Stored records
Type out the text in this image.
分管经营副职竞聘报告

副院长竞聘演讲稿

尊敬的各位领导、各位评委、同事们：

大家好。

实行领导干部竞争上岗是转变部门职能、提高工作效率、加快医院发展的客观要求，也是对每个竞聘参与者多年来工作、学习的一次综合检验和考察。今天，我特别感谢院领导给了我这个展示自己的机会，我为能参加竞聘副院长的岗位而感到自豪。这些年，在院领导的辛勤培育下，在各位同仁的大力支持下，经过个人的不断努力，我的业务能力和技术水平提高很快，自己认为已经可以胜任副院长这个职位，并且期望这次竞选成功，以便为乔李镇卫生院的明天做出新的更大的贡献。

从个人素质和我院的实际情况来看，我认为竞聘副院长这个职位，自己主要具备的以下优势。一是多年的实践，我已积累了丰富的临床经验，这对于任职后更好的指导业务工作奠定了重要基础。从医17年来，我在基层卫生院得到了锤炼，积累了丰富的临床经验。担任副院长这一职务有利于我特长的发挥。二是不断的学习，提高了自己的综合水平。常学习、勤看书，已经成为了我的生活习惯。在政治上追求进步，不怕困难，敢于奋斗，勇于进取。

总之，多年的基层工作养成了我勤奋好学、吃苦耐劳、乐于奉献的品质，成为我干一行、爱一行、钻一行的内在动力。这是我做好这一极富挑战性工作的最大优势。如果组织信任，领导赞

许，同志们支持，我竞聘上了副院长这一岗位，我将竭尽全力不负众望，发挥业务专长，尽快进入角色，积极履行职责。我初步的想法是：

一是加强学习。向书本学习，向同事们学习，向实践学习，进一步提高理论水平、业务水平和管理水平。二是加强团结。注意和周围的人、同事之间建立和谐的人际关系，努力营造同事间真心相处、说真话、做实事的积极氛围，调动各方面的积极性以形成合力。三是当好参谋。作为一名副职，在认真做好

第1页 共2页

=== Requirement ===
Write every entry out again exactly.

=== Task response ===
Type out the text in this image.
分管经营副职竞聘报告

副院长竞聘演讲稿

尊敬的各位领导、各位评委、同事们：

大家好。

实行领导干部竞争上岗是转变部门职能、提高工作效率、加快医院发展的客观要求，也是对每个竞聘参与者多年来工作、学习的一次综合检验和考察。今天，我特别感谢院领导给了我这个展示自己的机会，我为能参加竞聘副院长的岗位而感到自豪。这些年，在院领导的辛勤培育下，在各位同仁的大力支持下，经过个人的不断努力，我的业务能力和技术水平提高很快，自己认为已经可以胜任副院长这个职位，并且期望这次竞选成功，以便为乔李镇卫生院的明天做出新的更大的贡献。

从个人素质和我院的实际情况来看，我认为竞聘副院长这个职位，自己主要具备的以下优势。一是多年的实践，我已积累了丰富的临床经验，这对于任职后更好的指导业务工作奠定了重要基础。从医17年来，我在基层卫生院得到了锤炼，积累了丰富的临床经验。担任副院长这一职务有利于我特长的发挥。二是不断的学习，提高了自己的综合水平。常学习、勤看书，已经成为了我的生活习惯。在政治上追求进步，不怕困难，敢于奋斗，勇于进取。

总之，多年的基层工作养成了我勤奋好学、吃苦耐劳、乐于奉献的品质，成为我干一行、爱一行、钻一行的内在动力。这是我做好这一极富挑战性工作的最大优势。如果组织信任，领导赞

许，同志们支持，我竞聘上了副院长这一岗位，我将竭尽全力不负众望，发挥业务专长，尽快进入角色，积极履行职责。我初步的想法是：

一是加强学习。向书本学习，向同事们学习，向实践学习，进一步提高理论水平、业务水平和管理水平。二是加强团结。注意和周围的人、同事之间建立和谐的人际关系，努力营造同事间真心相处、说真话、做实事的积极氛围，调动各方面的积极性以形成合力。三是当好参谋。作为一名副职，在认真做好

第1页 共2页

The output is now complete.